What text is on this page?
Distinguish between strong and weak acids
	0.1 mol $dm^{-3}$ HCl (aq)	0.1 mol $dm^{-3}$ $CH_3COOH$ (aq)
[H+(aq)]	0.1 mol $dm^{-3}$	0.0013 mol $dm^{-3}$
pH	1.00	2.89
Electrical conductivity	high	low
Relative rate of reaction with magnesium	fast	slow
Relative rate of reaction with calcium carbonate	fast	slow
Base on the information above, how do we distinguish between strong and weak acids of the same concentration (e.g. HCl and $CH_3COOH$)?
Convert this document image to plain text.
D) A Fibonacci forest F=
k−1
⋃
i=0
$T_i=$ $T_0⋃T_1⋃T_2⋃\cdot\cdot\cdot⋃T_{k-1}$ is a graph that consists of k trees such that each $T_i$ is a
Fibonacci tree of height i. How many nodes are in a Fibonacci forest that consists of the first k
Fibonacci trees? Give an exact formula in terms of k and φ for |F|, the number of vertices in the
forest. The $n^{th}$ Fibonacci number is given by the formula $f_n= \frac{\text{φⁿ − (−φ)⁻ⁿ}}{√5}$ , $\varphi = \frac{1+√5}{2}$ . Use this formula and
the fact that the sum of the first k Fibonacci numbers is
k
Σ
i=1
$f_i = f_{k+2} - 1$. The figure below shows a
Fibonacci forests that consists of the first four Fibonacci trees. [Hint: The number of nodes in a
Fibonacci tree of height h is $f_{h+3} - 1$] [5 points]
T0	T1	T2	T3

+++

Reproduce the full set of records precisely.

- [Answer to this problem]
What text is on this page?
Distinguish between strong and weak acids
	0.1 mol $dm^{-3}$ HCl (aq)	0.1 mol $dm^{-3}$ $CH_3COOH$ (aq)
[H+(aq)]	0.1 mol $dm^{-3}$	0.0013 mol $dm^{-3}$
pH	1.00	2.89
Electrical conductivity	high	low
Relative rate of reaction with magnesium	fast	slow
Relative rate of reaction with calcium carbonate	fast	slow
Base on the information above, how do we distinguish between strong and weak acids of the same concentration (e.g. HCl and $CH_3COOH$)?
Convert this document image to plain text.
D) A Fibonacci forest F=
k−1
⋃
i=0
$T_i=$ $T_0⋃T_1⋃T_2⋃\cdot\cdot\cdot⋃T_{k-1}$ is a graph that consists of k trees such that each $T_i$ is a
Fibonacci tree of height i. How many nodes are in a Fibonacci forest that consists of the first k
Fibonacci trees? Give an exact formula in terms of k and φ for |F|, the number of vertices in the
forest. The $n^{th}$ Fibonacci number is given by the formula $f_n= \frac{\text{φⁿ − (−φ)⁻ⁿ}}{√5}$ , $\varphi = \frac{1+√5}{2}$ . Use this formula and
the fact that the sum of the first k Fibonacci numbers is
k
Σ
i=1
$f_i = f_{k+2} - 1$. The figure below shows a
Fibonacci forests that consists of the first four Fibonacci trees. [Hint: The number of nodes in a
Fibonacci tree of height h is $f_{h+3} - 1$] [5 points]
T0	T1	T2	T3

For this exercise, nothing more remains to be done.